* _EXTRACTED TEXT_
-.-.-

That's probably more of an issue for the Whites than the Reds: If confronted with groups of semi-anarchist Mountain Man types who just want to be left to their own devices, the latter are likely to just shrug and say, "Fine by us, don't make trouble and we'll stay out of your hair."
In an unposted speculation on the dynamics in West Virginia I hit on that guess myself; the Reds have little to lose and much to gain by permitting de facto autonomy in peripheral regions provided they won't impede the extraction of vital resources--if push comes to shove they can regard populations that are reluctant to permit even that as sitting on strategic reserves and turning to other sources, pushing the matter if and only if the cost of forgoing exploiting the blocked reserves is too high.
There never was nationwide Prohibition in this TL either, so the conflicts over booze have been restricted to local venues, state by state, and the states that have gone as far as to ban it (generally on a county by county basis at that) are those where there is widespread popular support for the idea of prohibition. This is probably very hypocritical, analogous to puritanical notions in general--people want to be on public record as supporting the "right thing to do" while in practice many of them cheat privately one way or another. But Appalachia has not been treated to the OTL phenomenon of moonshiners versus G-Men; illegal moonshiners there may be, since these states are just those which would be most in the grip of teetotal moralizing--indeed if there are several breakaway Autonomous Zones in West Virginia, other Appalachian regions and the Ozarks, I bet on paper their recognized governments are quite Bible Belt in their formal rules, and rife with individual "sinners" who voted for these rules even as they violate them. With these zones abstracted from the default regional governments (I forget whether the default carry over from US states are called "states" or what) the latter are likely to shift toward the national norm considerably.

-.-.-

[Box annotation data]
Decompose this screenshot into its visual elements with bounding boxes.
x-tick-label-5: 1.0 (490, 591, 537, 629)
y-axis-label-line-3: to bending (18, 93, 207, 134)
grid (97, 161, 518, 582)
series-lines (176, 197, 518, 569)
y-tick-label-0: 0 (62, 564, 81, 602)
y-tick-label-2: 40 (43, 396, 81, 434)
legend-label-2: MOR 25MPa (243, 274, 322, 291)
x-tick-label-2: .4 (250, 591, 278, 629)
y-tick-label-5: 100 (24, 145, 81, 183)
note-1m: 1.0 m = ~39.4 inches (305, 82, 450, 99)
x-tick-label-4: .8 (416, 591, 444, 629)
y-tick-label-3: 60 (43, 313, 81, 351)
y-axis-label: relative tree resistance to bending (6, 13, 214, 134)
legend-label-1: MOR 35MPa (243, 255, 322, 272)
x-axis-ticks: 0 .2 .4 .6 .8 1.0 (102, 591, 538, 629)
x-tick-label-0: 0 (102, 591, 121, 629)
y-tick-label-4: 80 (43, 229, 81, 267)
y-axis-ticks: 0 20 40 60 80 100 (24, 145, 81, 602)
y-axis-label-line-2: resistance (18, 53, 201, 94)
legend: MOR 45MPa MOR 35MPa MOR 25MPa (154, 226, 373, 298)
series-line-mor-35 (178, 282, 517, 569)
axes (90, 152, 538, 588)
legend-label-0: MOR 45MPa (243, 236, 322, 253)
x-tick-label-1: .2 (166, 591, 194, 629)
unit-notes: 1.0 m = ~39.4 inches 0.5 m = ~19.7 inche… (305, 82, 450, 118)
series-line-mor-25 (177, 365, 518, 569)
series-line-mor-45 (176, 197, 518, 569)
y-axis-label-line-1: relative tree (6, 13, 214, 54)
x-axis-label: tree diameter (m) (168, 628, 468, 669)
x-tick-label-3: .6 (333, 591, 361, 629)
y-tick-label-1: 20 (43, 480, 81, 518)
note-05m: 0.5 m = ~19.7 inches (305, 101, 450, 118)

-.-.-

* _STATED GOAL A_
List every abbreviation in the alternate-history post.
* _STATED GOAL B_
Reproduce the part of the alternate-history post starting at "In an unposted" and ending at "is too high.".
This data comes from a different source than the text.

* _FULL RESPONSE A_
TL, OTL, US

* _FULL RESPONSE B_
In an unposted speculation on the dynamics in West Virginia I hit on that guess myself; the Reds have little to lose and much to gain by permitting de facto autonomy in peripheral regions provided they won't impede the extraction of vital resources--if push comes to shove they can regard populations that are reluctant to permit even that as sitting on strategic reserves and turning to other sources, pushing the matter if and only if the cost of forgoing exploiting the blocked reserves is too high.